GIVEN EXERCISE - Scan the following material for the string "object" and copy each line in which it appears.

BEGIN MATERIAL FOR THIS TASK

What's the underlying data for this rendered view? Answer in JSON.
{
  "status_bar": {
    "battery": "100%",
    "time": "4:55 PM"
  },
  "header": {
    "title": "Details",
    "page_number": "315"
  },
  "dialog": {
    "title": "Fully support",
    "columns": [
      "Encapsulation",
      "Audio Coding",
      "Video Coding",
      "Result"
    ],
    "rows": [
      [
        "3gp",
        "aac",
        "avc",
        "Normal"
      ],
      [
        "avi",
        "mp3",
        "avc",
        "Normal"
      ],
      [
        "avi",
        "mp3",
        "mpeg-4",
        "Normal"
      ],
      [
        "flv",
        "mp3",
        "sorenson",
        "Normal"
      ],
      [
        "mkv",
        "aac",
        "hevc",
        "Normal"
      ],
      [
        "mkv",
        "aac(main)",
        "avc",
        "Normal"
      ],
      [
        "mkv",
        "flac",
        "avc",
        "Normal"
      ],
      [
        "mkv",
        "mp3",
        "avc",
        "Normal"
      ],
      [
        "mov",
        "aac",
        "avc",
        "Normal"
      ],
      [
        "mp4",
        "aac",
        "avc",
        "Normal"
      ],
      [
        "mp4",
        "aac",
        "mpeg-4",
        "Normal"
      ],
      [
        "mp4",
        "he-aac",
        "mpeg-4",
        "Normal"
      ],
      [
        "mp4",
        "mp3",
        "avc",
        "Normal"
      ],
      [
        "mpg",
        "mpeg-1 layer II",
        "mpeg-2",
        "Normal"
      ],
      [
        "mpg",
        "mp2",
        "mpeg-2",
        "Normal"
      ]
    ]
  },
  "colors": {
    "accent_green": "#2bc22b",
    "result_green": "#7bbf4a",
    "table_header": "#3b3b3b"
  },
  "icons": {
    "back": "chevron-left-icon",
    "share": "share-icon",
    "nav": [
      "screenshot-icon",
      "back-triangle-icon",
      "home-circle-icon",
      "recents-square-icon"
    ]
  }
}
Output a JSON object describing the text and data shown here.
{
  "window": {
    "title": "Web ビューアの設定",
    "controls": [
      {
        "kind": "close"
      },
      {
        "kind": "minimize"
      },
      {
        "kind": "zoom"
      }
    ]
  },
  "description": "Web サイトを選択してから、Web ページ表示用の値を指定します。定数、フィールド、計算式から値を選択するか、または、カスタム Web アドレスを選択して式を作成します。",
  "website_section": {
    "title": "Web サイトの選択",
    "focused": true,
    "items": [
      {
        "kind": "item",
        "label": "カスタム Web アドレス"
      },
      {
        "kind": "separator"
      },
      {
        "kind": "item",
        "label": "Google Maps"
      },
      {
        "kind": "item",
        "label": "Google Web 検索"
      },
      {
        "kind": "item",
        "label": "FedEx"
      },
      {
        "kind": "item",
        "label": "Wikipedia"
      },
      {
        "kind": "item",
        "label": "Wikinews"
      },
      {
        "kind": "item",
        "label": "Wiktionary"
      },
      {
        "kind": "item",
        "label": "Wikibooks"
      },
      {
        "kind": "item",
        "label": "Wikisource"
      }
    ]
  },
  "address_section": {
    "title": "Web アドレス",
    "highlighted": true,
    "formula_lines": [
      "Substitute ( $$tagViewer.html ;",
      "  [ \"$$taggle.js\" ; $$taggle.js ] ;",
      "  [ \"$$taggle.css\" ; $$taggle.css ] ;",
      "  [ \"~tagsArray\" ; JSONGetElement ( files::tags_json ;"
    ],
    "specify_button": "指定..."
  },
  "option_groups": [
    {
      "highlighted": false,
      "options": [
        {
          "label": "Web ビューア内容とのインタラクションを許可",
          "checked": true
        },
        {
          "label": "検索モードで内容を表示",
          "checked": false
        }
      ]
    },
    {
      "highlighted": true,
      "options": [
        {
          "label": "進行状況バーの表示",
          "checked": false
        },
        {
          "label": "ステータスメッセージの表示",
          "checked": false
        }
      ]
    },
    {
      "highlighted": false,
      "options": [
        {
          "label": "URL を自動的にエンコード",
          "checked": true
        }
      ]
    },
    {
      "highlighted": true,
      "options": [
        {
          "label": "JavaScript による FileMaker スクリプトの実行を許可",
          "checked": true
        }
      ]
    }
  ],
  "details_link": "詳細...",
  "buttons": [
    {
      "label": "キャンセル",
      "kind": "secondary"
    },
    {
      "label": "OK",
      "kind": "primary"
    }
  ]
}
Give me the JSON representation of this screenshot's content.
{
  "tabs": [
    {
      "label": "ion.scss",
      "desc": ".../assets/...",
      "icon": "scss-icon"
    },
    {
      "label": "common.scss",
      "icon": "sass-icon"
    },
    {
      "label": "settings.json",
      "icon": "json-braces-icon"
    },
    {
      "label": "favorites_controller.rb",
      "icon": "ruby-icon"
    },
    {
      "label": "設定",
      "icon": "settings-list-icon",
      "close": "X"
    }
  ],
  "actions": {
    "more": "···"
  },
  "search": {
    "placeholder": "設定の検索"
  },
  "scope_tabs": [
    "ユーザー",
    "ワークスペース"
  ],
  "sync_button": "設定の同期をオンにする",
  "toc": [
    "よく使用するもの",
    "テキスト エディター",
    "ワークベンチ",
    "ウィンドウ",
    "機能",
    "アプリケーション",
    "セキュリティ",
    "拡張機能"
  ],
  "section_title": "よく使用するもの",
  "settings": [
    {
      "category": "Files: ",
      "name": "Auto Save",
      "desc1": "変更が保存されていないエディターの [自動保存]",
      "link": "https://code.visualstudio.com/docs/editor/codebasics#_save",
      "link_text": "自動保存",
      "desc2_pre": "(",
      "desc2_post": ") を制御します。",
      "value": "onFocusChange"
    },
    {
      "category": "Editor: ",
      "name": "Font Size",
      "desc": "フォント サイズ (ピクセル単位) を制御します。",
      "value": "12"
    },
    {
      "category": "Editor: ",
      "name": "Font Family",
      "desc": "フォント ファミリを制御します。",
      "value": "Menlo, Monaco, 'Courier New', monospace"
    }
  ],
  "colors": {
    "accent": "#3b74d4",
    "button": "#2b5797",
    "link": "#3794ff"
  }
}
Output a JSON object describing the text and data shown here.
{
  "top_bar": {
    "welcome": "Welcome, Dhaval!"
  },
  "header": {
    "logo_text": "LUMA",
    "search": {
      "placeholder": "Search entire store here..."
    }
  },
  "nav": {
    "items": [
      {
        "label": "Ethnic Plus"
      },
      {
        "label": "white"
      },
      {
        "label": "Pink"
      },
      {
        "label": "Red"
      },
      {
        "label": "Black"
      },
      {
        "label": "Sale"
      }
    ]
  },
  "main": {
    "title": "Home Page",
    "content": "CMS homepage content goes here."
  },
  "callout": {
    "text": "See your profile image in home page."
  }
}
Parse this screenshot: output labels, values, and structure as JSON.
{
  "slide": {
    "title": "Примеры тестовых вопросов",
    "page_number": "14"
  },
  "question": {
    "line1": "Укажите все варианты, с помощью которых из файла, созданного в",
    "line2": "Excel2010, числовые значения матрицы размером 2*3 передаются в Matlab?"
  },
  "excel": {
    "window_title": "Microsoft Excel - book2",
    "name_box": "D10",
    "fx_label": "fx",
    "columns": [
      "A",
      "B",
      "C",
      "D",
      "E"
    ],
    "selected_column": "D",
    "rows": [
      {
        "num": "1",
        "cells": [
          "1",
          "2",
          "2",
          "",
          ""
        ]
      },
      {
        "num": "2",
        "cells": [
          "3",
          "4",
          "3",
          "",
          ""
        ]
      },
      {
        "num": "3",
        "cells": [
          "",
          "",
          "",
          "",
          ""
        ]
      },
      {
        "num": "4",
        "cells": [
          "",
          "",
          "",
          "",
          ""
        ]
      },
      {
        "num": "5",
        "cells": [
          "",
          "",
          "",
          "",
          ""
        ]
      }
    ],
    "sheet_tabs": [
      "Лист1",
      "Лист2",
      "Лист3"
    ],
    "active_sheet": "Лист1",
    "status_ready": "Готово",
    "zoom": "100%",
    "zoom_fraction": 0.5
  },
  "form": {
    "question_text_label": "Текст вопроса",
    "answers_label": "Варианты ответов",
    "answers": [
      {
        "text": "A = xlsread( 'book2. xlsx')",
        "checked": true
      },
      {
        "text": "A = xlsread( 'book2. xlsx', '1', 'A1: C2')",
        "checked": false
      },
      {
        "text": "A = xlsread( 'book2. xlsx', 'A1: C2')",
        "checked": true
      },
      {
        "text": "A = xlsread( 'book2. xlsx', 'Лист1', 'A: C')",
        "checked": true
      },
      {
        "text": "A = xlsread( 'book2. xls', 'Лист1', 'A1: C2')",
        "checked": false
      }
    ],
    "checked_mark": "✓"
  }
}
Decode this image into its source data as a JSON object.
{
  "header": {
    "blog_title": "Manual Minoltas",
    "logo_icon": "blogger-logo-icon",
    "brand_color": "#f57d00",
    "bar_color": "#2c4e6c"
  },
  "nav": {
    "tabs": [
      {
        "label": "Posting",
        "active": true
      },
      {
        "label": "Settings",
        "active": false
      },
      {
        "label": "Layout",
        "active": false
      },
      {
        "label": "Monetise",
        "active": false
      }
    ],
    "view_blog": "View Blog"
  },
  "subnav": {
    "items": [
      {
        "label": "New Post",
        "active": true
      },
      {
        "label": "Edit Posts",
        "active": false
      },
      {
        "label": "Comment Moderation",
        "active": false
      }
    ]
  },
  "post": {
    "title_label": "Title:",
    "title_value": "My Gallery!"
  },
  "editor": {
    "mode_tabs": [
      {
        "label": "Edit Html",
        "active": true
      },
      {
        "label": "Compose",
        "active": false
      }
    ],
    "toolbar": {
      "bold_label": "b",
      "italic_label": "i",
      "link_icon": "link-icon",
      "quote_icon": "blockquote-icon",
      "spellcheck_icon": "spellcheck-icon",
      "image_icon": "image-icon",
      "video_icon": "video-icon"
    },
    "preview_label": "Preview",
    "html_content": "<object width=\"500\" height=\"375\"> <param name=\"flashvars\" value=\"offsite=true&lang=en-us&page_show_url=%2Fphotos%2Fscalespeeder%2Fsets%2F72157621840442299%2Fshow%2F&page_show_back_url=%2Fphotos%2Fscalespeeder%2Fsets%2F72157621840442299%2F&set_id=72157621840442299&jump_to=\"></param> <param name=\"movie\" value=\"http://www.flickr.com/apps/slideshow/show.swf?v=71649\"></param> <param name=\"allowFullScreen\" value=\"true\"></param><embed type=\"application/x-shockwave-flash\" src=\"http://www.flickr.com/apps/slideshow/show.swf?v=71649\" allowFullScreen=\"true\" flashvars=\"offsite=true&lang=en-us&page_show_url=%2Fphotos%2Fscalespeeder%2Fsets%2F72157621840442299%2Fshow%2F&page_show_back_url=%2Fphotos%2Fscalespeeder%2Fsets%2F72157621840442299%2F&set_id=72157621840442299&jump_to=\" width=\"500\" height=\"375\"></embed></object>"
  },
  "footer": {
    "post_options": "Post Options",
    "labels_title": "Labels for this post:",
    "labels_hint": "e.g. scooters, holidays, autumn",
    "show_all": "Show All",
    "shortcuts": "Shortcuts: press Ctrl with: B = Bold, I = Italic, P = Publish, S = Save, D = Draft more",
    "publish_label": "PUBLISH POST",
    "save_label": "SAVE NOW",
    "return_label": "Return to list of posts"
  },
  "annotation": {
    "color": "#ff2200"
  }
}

END MATERIAL FOR THIS TASK

SOLUTION -
Output a JSON object describing the text and data shown here.
Output a JSON object describing the text and data shown here.
Decode this image into its source data as a JSON object.
    "html_content": "<object width=\"500\" height=\"375\"> <param name=\"flashvars\" value=\"offsite=true&lang=en-us&page_show_url=%2Fphotos%2Fscalespeeder%2Fsets%2F72157621840442299%2Fshow%2F&page_show_back_url=%2Fphotos%2Fscalespeeder%2Fsets%2F72157621840442299%2F&set_id=72157621840442299&jump_to=\"></param> <param name=\"movie\" value=\"http://www.flickr.com/apps/slideshow/show.swf?v=71649\"></param> <param name=\"allowFullScreen\" value=\"true\"></param><embed type=\"application/x-shockwave-flash\" src=\"http://www.flickr.com/apps/slideshow/show.swf?v=71649\" allowFullScreen=\"true\" flashvars=\"offsite=true&lang=en-us&page_show_url=%2Fphotos%2Fscalespeeder%2Fsets%2F72157621840442299%2Fshow%2F&page_show_back_url=%2Fphotos%2Fscalespeeder%2Fsets%2F72157621840442299%2F&set_id=72157621840442299&jump_to=\" width=\"500\" height=\"375\"></embed></object>"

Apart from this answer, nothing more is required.